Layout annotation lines
________________________________________
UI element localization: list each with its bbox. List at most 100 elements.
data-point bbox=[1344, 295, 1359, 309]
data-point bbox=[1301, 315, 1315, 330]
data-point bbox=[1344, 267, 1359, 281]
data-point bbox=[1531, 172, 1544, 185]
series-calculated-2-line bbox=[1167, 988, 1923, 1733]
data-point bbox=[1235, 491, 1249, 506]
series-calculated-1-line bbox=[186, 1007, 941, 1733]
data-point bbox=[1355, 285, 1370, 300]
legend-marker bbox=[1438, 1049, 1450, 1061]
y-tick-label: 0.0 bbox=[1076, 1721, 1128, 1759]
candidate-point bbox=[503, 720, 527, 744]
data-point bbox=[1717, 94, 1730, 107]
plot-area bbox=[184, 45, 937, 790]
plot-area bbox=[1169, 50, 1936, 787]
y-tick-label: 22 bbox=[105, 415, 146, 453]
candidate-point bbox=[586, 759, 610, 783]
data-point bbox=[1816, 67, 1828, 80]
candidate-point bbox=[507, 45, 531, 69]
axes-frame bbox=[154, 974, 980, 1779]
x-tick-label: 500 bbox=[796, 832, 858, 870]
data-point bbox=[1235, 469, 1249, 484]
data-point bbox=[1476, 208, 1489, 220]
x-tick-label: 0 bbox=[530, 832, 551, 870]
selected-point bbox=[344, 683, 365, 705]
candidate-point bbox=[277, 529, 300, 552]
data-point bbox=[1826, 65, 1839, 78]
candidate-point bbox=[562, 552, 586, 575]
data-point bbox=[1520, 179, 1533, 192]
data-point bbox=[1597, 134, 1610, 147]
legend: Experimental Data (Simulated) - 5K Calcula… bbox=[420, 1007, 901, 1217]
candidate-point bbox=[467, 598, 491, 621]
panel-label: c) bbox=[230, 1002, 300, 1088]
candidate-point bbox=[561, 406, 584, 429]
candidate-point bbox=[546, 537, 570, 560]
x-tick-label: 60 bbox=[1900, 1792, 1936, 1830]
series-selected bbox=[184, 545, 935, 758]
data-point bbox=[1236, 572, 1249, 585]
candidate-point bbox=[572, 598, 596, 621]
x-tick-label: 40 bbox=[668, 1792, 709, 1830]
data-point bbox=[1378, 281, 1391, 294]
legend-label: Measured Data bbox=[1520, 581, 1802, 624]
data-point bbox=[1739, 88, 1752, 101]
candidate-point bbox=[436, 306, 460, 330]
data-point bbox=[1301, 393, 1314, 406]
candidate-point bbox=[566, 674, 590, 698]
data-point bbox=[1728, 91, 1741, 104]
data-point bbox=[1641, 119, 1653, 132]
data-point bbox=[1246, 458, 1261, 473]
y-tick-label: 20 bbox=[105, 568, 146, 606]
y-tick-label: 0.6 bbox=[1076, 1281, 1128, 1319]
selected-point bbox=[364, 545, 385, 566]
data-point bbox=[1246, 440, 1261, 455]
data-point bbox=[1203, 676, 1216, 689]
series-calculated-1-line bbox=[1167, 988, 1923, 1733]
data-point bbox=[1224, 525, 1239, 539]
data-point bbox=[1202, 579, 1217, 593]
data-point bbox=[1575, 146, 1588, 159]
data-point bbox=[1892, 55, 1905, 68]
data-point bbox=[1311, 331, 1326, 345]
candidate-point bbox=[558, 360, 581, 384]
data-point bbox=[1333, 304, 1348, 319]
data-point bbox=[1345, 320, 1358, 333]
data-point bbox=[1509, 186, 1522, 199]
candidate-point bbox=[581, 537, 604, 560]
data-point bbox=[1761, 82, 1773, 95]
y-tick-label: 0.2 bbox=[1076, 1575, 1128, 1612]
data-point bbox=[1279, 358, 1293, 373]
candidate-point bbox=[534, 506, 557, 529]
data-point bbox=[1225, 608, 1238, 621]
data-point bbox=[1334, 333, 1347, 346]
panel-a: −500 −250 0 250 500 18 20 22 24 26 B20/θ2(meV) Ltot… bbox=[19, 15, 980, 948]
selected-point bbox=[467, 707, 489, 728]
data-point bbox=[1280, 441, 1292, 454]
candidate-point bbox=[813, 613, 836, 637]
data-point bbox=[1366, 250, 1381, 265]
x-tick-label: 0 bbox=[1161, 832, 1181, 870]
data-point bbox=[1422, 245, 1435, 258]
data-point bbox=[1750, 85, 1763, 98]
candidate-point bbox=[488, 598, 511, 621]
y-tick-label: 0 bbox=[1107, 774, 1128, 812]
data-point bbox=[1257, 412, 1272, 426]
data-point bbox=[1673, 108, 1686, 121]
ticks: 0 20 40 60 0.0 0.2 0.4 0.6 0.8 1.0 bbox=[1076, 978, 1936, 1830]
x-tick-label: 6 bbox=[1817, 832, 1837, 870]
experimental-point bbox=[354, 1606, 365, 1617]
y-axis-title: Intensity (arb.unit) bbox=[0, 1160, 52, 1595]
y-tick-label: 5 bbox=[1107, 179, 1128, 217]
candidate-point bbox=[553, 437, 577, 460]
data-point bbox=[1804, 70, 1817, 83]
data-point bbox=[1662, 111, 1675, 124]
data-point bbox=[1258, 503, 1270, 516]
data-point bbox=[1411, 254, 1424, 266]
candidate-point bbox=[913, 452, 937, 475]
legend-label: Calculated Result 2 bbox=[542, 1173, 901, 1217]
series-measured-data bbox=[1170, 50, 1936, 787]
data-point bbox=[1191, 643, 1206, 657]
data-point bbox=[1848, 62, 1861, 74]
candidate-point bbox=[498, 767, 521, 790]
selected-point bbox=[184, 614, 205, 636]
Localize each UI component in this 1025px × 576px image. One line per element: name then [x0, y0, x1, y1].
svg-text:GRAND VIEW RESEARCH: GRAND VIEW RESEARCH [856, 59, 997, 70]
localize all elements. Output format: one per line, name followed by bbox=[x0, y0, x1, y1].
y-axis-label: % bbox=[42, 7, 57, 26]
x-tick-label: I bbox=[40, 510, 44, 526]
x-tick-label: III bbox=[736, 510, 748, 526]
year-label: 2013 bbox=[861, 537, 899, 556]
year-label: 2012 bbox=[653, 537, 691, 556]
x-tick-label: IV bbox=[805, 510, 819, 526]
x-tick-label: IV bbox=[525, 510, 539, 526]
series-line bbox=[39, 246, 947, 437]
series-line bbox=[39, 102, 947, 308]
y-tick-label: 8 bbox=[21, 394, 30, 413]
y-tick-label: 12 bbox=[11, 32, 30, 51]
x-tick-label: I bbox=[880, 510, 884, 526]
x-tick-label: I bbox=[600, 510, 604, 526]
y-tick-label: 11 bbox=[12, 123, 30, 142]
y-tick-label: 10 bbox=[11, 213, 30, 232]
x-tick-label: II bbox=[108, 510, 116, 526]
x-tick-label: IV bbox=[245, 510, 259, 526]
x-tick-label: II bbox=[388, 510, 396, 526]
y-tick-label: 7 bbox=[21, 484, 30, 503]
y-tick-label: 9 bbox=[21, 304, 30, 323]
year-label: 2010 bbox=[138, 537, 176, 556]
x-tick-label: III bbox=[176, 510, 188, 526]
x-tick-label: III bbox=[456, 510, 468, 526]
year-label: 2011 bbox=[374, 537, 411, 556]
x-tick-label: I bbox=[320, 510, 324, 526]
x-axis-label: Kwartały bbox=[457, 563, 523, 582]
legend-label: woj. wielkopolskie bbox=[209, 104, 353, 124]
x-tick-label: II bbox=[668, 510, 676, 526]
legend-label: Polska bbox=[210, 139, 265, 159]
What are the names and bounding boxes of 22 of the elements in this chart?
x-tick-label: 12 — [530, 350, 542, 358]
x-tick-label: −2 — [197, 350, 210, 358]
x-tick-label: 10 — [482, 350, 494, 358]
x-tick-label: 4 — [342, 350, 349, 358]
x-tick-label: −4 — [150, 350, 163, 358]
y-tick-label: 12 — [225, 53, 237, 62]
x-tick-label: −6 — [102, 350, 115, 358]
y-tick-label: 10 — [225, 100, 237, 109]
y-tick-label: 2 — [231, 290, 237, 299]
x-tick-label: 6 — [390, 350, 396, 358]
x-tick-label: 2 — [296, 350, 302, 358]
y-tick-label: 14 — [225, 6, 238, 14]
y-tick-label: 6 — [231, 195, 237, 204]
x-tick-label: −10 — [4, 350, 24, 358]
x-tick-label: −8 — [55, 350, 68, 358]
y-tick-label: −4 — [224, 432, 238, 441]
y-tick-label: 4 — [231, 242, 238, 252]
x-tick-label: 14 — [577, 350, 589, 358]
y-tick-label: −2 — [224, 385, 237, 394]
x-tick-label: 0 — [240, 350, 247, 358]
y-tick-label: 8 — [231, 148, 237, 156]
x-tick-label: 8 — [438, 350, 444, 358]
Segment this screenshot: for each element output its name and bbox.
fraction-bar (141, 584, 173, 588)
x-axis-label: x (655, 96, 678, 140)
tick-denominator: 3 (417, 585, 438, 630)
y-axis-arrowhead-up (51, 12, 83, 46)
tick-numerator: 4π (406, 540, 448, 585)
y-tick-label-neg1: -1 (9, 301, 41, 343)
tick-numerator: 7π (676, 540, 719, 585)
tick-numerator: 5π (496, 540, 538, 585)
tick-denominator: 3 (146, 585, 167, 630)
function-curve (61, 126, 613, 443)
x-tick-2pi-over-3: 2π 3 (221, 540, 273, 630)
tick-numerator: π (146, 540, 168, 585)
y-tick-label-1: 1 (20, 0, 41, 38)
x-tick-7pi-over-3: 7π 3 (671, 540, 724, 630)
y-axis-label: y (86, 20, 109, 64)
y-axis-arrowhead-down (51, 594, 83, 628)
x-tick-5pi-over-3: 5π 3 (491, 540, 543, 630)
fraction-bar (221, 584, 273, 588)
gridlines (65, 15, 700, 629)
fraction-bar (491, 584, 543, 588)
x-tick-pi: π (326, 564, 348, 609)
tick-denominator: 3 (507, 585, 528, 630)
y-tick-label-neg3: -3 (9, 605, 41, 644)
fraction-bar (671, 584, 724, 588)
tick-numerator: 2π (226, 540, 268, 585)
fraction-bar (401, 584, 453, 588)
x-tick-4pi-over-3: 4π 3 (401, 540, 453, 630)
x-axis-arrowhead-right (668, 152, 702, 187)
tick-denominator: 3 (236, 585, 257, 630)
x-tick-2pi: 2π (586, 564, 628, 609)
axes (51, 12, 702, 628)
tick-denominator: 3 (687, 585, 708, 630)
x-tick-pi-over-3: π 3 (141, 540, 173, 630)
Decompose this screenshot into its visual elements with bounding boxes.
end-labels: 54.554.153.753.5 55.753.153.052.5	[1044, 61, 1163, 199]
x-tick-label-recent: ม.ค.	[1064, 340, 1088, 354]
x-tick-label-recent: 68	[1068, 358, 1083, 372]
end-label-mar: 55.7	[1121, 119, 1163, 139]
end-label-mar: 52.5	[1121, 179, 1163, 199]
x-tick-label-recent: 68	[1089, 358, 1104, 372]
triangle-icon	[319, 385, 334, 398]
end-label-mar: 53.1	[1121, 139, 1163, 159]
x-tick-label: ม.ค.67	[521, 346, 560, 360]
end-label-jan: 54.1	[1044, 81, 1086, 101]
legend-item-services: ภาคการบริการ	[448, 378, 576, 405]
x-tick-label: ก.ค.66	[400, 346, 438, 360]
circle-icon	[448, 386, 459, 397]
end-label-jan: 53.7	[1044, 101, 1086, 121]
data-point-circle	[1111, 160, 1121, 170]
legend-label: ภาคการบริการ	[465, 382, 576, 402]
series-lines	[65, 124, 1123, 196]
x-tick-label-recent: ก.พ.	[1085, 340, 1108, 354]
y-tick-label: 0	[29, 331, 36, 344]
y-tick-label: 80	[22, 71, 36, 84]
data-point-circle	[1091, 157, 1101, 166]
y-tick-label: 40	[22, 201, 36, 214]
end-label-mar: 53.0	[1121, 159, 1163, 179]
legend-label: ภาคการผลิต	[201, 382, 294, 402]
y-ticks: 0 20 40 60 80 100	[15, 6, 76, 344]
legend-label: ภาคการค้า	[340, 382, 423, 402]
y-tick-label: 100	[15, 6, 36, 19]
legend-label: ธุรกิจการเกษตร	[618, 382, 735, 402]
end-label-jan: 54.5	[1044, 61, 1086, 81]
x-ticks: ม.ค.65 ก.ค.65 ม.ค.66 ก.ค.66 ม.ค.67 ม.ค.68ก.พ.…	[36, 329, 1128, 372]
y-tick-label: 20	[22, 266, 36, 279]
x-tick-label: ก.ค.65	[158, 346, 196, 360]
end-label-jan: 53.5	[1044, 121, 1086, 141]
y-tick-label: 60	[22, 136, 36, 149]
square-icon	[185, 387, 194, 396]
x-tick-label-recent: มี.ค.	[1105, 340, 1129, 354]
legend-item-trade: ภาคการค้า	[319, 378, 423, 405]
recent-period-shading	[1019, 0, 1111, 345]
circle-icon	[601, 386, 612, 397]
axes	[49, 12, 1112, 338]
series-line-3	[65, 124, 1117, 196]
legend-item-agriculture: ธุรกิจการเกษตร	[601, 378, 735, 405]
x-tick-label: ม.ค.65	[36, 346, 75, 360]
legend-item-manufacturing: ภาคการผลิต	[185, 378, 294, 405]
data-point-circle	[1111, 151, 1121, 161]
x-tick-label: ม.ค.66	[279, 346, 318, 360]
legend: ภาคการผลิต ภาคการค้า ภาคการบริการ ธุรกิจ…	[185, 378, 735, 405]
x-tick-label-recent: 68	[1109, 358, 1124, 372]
________________________________________
Convert the lines from the first one through the line containing "series-calculated-1-line bbox=[186, 1007, 941, 1733]" into a numbered list, skipping any blank lines.

Exercise answer =
1. UI element localization: list each with its bbox. List at most 100 elements.
2. data-point bbox=[1344, 295, 1359, 309]
3. data-point bbox=[1301, 315, 1315, 330]
4. data-point bbox=[1344, 267, 1359, 281]
5. data-point bbox=[1531, 172, 1544, 185]
6. series-calculated-2-line bbox=[1167, 988, 1923, 1733]
7. data-point bbox=[1235, 491, 1249, 506]
8. series-calculated-1-line bbox=[186, 1007, 941, 1733]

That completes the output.